◆ Directions: Extract each line of the records below that contains the word "Künstlichen".

Records contained in a dataset:

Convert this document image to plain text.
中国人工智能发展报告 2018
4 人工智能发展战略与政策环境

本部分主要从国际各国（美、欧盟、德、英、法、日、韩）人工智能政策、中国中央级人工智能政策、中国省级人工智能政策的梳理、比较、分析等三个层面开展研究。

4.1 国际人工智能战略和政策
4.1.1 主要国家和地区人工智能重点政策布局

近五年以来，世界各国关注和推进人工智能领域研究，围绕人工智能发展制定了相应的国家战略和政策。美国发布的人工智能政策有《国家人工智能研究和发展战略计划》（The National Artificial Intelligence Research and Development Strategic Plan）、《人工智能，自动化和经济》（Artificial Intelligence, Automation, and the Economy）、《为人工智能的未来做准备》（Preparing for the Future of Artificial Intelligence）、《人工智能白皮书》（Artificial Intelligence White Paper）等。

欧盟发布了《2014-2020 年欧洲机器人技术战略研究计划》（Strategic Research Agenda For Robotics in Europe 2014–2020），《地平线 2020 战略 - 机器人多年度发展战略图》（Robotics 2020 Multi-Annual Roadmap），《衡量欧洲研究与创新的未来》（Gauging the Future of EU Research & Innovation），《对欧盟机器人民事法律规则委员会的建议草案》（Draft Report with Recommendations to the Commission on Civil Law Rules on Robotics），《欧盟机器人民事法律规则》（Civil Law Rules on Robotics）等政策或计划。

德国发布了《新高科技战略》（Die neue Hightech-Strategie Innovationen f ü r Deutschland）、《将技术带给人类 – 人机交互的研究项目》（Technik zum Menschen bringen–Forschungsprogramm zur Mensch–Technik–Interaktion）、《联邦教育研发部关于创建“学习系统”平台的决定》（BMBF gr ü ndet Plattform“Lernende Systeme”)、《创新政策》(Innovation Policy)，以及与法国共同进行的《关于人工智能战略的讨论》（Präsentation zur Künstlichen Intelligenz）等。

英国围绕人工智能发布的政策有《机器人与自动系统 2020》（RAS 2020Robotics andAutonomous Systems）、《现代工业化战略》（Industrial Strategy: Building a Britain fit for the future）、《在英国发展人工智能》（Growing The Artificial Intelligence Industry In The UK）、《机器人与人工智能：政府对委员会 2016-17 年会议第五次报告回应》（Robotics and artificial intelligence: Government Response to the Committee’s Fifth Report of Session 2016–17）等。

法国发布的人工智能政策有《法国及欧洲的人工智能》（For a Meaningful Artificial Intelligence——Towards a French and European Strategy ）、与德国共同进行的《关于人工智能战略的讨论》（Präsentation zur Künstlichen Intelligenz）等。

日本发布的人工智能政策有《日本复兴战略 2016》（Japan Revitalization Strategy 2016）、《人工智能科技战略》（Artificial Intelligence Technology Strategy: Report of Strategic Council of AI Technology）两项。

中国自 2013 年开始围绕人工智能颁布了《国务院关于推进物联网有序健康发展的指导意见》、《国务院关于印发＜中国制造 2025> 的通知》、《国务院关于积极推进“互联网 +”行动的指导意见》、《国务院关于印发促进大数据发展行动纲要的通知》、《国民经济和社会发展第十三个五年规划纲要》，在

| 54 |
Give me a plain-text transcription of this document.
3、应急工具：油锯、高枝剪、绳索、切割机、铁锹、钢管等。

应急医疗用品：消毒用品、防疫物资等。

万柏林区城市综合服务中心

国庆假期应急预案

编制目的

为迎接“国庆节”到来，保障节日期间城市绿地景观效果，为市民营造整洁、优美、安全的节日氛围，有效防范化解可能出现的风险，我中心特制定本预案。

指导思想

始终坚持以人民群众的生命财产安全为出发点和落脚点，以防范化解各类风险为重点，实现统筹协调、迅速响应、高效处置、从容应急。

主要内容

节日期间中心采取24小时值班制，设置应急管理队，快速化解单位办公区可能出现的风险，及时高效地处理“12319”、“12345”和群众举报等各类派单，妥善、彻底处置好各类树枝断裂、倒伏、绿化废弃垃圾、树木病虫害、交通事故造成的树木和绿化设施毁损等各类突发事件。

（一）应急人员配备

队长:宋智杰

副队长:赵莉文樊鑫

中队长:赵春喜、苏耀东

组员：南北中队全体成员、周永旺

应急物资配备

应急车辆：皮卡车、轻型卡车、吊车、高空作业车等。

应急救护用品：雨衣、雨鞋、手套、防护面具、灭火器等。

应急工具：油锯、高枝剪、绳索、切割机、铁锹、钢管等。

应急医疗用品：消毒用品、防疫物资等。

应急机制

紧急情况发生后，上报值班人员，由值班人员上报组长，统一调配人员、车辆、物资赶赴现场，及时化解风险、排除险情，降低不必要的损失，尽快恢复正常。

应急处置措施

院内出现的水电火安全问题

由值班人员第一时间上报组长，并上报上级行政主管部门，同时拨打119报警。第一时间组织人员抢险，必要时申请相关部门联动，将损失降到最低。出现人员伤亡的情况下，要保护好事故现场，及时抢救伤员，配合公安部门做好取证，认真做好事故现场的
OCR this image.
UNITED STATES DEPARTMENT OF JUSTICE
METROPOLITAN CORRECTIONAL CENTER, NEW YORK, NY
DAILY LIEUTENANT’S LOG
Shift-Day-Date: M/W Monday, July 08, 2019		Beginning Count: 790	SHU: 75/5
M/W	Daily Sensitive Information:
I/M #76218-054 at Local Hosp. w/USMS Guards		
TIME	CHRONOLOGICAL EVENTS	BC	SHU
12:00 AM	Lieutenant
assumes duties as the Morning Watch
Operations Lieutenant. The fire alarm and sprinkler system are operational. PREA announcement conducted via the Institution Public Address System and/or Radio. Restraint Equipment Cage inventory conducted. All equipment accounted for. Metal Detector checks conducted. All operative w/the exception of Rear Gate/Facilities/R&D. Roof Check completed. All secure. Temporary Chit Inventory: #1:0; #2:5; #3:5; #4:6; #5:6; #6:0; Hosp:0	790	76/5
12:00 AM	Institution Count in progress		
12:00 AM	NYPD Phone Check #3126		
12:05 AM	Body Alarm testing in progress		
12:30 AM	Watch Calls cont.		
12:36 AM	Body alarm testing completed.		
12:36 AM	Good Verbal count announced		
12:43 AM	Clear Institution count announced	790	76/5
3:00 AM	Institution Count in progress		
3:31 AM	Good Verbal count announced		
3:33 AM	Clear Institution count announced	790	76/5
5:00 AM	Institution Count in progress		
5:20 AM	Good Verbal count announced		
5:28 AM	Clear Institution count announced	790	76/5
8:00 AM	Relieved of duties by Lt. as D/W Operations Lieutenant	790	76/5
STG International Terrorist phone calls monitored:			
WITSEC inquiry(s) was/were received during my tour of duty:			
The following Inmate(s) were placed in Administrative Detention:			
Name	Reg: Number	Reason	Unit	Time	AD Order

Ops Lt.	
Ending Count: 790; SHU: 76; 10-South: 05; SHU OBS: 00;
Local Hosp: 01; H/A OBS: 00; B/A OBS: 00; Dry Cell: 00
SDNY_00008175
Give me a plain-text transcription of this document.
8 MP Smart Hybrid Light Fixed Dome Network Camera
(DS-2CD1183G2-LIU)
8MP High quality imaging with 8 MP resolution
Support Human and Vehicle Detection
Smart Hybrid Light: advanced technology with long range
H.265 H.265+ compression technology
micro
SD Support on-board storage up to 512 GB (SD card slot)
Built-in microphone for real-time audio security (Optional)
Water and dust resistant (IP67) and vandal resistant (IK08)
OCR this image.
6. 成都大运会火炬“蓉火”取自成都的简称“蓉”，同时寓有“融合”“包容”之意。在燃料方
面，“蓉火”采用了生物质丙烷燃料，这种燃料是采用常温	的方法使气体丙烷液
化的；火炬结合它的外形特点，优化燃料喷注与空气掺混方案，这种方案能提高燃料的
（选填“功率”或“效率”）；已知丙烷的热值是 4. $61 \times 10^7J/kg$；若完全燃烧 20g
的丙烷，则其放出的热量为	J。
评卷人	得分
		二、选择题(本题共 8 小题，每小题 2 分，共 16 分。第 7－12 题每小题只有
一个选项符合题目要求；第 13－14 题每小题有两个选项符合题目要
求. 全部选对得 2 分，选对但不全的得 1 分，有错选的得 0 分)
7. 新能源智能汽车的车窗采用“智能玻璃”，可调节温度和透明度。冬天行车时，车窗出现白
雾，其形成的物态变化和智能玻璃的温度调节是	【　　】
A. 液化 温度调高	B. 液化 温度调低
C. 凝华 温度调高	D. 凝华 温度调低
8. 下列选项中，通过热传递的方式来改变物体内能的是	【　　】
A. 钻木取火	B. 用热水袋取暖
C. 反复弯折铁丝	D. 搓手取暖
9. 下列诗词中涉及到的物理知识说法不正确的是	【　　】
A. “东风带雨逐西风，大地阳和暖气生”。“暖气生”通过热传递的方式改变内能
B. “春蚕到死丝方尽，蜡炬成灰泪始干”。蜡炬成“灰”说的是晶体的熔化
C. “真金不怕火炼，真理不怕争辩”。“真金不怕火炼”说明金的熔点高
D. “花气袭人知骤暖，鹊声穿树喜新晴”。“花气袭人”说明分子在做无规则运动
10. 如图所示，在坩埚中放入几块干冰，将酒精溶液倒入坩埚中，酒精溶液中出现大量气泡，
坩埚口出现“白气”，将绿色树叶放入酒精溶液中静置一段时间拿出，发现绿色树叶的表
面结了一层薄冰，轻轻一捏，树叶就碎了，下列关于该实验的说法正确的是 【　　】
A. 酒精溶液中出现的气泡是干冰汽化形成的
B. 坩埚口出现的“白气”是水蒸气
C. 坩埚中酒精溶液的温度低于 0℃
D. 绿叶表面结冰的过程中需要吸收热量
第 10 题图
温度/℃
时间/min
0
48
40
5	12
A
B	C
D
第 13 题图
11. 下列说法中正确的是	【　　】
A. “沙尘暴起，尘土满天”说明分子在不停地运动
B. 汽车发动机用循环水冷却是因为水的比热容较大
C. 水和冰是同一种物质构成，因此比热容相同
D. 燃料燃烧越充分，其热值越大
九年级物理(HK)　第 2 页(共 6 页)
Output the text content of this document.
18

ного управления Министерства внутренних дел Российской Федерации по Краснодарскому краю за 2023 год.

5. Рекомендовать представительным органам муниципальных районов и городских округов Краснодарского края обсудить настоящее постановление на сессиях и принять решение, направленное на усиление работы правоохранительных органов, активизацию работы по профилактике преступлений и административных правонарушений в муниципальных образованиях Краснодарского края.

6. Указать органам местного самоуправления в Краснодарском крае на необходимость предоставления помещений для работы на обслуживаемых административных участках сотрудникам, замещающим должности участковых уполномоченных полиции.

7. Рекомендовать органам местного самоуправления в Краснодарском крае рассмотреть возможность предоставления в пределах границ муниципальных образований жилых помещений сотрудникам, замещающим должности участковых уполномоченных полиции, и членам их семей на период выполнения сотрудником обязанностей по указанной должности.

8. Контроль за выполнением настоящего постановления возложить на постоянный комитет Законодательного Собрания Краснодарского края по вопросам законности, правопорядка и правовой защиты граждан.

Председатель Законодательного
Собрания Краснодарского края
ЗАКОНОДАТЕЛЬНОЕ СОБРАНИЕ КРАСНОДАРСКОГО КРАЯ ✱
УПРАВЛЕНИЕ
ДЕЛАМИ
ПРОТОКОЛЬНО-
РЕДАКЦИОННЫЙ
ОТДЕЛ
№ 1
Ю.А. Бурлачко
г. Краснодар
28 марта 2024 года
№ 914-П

◆ Worked answer:
德国发布了《新高科技战略》（Die neue Hightech-Strategie Innovationen f ü r Deutschland）、《将技术带给人类 – 人机交互的研究项目》（Technik zum Menschen bringen–Forschungsprogramm zur Mensch–Technik–Interaktion）、《联邦教育研发部关于创建“学习系统”平台的决定》（BMBF gr ü ndet Plattform“Lernende Systeme”)、《创新政策》(Innovation Policy)，以及与法国共同进行的《关于人工智能战略的讨论》（Präsentation zur Künstlichen Intelligenz）等。
法国发布的人工智能政策有《法国及欧洲的人工智能》（For a Meaningful Artificial Intelligence——Towards a French and European Strategy ）、与德国共同进行的《关于人工智能战略的讨论》（Präsentation zur Künstlichen Intelligenz）等。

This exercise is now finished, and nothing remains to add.